▸ Quoted text

Motivation
I have recently become the Nth person to run into difficulties during an FFI binding due to the inability to put unions in a #[repr(C)]
struct. My use case calls for very little interaction with the unions, but I do still need to access struct fields after the union-typed members, which requires Rust to be able to determine the size and alignment of the union. There have been quite a few union proposals in the past, but all of them have died due to not building consensus; this proposal is optimized for its ability to achieve consensus, which means doing as little as possible while at the same time being extensible in many ways so that when Rust has a much more ambitious union system, this proposal will appear as just a special case rather than a deprecated wart.
My intention in sending this is to build consensus behind some proposal, ideally to the point where anyone who gets the itch can implement it and expect it to be merged (subject to quality-of-implementation checks).
Detailed design
Syntax
We add #[repr(union)]
as a new attribute. It may only be used on enums, and only in conjunction with #[repr(C)]
.
#[repr(union)]
#[repr(C)]
enum my_ffi_union {
branch_a { ptr: usize },
branch_b { bits: [u16; 3] },
}
(rationale: Because this is only allowed when #[repr(C)]
is already specified, this can be considered a proposal to extend FFI rather than a proposal for unions.)
Semantics
#[repr(C)]
unions follow the target platform’s C ABI rules for unions. In most cases this will require the union to be as large as the largest branch, be as aligned as the most aligned branch, and have all branches at an offset of 0.
Because #[repr(C)]
unions have a layout constrained by the C specification and precisely specified by platform-specific ABI documentation, they can validly be used with raw pointer casts and mem::transmute_copy
. In fact, this is necessary for many common tasks due to the minimalism of this proposal.
#[repr(C)]
unions do not implement Drop, and their branches must be Copy. Adding a type with a nontrivial drop semantics to a union results in an ill-formed type. (rationale: There are again several proposals here. Forbidding it at compile time maximizes forward compatibility.)
(rationale: The rule on requiring Copy on branches is quite strict, and it could possibly be avoided in some cases, especially if we were to add linear types. In a world with mem::forget
and half a dozen ways to leak memory, linear types are primarily a lint. C++11’s unrestricted unions patch appears to specify that if a union contains a branch with a nontrivial destructor, the union becomes a linear type, and must be destructured to a specific branch before being deleted; I would be quite fine with that, except that we don’t have linear types now and making a type affine now but linear tomorrow would be a breaking change. So, for now I propose to forbid unions where any branch has a nontrivial destructor. Copy versus !Drop remains as a question, but seems low enough impact that it can be left to the implementor’s discretion.)

▸ Written tasks
• 1. Using the union proposal, explain in one to three sentences why it forbids a union in which any branch has a nontrivial destructor.
• 2. Answer these questions from the union proposal:
(a) What attribute must always be specified together with #[repr(union)]?
(b) Besides raw pointer casts, what can #[repr(C)] unions validly be used with?
(c) In the author's use case, what must still be accessed in the struct, requiring Rust to know the union's size and alignment?

▸ Dataset extract
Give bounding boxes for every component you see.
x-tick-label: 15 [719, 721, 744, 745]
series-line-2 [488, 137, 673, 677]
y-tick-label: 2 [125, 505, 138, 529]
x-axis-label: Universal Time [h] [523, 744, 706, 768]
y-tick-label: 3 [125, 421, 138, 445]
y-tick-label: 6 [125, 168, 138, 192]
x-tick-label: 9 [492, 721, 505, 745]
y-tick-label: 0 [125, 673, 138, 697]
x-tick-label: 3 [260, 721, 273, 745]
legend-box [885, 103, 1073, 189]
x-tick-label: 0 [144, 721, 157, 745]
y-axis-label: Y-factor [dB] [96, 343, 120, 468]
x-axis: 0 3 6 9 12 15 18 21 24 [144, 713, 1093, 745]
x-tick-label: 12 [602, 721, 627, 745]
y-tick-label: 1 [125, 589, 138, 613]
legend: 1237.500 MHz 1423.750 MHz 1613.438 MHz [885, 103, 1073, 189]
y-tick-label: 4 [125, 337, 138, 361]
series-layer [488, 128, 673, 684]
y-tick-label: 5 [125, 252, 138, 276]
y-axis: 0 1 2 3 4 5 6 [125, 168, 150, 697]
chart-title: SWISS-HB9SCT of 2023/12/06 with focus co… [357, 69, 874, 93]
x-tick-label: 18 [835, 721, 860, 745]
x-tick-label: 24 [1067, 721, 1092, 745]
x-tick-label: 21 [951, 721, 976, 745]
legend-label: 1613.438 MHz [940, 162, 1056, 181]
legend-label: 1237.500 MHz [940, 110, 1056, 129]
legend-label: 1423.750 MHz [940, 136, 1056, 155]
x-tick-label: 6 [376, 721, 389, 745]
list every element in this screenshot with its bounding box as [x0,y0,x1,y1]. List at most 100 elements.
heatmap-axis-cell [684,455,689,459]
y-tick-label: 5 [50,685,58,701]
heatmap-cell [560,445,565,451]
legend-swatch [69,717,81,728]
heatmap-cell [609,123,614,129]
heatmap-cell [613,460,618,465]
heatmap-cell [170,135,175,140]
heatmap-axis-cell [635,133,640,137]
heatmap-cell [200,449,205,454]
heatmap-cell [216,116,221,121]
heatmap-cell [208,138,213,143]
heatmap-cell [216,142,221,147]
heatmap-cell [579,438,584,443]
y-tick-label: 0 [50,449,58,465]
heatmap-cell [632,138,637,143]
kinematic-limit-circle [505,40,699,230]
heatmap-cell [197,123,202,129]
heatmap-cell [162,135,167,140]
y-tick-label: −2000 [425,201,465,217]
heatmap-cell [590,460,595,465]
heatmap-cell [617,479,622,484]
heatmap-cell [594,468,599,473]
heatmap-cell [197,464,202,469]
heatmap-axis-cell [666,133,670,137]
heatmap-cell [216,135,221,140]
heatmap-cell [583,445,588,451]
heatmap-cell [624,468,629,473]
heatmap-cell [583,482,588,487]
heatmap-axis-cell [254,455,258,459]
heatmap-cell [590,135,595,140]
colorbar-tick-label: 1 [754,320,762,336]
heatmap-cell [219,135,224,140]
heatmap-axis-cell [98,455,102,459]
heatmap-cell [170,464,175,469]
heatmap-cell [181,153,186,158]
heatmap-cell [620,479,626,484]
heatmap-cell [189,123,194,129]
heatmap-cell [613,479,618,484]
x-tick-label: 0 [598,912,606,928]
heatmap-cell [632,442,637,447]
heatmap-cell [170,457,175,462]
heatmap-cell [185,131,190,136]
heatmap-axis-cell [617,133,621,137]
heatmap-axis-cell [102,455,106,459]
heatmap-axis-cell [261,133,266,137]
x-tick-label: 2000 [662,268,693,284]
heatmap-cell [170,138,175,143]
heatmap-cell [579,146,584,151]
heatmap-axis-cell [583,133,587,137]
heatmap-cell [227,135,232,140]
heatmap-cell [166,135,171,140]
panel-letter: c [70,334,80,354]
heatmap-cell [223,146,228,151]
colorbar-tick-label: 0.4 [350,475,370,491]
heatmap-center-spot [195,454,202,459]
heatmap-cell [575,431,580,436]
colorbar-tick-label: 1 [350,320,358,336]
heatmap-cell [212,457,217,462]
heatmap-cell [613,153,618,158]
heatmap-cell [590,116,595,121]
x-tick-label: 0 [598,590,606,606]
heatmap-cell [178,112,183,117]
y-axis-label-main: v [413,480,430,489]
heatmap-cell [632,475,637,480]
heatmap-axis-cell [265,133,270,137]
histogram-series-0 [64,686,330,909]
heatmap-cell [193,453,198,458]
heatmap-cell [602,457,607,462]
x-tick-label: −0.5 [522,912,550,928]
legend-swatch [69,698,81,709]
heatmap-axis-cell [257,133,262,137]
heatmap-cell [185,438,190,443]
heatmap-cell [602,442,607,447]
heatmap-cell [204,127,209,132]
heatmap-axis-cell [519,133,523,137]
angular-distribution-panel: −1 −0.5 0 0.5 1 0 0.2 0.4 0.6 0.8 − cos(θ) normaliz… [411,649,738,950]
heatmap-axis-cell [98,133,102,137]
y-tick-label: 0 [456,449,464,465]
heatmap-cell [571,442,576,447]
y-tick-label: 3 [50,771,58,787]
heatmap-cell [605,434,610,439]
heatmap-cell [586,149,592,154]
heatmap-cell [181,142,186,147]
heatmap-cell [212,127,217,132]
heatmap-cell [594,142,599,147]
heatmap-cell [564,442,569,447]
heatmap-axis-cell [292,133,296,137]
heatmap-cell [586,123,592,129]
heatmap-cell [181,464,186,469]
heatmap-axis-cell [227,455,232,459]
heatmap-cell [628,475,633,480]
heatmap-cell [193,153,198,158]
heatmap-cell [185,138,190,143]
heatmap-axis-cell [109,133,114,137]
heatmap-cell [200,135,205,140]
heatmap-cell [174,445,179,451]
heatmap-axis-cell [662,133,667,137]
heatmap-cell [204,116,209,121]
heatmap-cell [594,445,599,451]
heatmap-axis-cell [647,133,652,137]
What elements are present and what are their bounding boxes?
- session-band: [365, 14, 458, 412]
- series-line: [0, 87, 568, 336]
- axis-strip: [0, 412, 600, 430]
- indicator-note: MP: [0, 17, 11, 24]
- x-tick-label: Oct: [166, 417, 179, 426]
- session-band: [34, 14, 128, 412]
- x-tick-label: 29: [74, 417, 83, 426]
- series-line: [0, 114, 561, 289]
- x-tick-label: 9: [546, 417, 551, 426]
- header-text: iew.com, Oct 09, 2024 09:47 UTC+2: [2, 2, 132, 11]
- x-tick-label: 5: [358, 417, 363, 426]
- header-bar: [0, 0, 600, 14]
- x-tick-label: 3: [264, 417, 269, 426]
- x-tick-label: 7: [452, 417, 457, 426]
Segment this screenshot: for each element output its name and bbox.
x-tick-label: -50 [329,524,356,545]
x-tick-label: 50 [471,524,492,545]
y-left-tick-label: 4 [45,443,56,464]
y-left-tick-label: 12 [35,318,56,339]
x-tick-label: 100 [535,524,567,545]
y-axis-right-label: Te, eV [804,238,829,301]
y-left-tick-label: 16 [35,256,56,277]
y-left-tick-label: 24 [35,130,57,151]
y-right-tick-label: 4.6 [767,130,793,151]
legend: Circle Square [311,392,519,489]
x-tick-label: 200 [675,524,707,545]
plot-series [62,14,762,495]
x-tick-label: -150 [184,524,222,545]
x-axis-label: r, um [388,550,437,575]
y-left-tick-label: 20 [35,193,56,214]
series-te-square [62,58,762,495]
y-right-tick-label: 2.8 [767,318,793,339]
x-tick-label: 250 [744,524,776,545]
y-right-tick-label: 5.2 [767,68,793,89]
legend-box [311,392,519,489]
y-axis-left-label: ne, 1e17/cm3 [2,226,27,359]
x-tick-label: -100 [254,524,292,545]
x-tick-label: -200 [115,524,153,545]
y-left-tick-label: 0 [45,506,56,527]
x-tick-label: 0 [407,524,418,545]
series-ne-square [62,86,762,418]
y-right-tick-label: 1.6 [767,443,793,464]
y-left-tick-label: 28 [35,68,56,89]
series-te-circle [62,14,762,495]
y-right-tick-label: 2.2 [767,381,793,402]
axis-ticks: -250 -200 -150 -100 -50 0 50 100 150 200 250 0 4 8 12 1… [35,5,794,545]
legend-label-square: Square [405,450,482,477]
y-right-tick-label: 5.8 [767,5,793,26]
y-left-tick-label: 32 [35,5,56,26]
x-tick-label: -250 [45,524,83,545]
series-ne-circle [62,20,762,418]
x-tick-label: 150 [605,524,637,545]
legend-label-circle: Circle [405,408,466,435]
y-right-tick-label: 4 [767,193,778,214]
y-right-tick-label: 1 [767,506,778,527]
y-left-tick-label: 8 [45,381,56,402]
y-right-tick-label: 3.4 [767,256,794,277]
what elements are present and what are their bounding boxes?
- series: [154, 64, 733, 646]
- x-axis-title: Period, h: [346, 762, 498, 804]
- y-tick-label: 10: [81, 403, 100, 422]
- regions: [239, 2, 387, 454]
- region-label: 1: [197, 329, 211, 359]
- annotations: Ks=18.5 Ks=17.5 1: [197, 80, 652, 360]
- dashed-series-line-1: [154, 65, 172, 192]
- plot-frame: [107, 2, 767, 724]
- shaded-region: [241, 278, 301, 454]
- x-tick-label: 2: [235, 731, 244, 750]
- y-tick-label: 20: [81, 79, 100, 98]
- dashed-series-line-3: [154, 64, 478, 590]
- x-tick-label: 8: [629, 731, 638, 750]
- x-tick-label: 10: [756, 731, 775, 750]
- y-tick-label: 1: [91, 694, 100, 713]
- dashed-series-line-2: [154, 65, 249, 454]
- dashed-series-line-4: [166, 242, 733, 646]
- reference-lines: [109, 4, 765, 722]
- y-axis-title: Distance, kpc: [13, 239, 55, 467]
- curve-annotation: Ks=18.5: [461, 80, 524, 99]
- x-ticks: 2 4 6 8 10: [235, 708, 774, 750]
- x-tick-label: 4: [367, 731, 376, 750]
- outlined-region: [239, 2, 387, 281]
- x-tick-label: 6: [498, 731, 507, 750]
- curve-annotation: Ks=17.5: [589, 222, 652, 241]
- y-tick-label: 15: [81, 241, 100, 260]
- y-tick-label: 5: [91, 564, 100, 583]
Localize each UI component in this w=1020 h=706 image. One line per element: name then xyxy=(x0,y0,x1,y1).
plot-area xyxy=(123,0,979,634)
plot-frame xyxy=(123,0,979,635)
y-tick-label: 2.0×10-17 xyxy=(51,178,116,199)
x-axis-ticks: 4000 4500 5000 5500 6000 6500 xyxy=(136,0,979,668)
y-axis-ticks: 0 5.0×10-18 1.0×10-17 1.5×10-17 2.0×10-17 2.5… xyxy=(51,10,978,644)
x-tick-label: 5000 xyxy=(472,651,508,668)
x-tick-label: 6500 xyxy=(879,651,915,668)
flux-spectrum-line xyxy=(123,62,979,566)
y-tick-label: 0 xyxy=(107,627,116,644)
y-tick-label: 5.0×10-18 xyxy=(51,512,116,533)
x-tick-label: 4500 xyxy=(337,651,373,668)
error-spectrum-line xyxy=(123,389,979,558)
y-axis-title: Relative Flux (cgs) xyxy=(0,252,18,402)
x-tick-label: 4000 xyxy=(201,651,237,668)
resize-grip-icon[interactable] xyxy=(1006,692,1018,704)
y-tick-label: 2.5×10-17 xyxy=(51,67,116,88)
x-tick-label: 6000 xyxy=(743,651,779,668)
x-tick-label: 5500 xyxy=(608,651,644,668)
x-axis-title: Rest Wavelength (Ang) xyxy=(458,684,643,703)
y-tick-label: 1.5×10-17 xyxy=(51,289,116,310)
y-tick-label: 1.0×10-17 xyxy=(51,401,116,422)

▸ The replies
• 1. Rust has no linear types yet, and a union holding such a branch would have to become linear. Making the type affine now and linear later would be a breaking change. Rejecting these unions at compile time keeps the design as forward compatible as possible.

• 2.
(a) #[repr(C)]
(b) mem::transmute_copy
(c) The struct fields after the union-typed members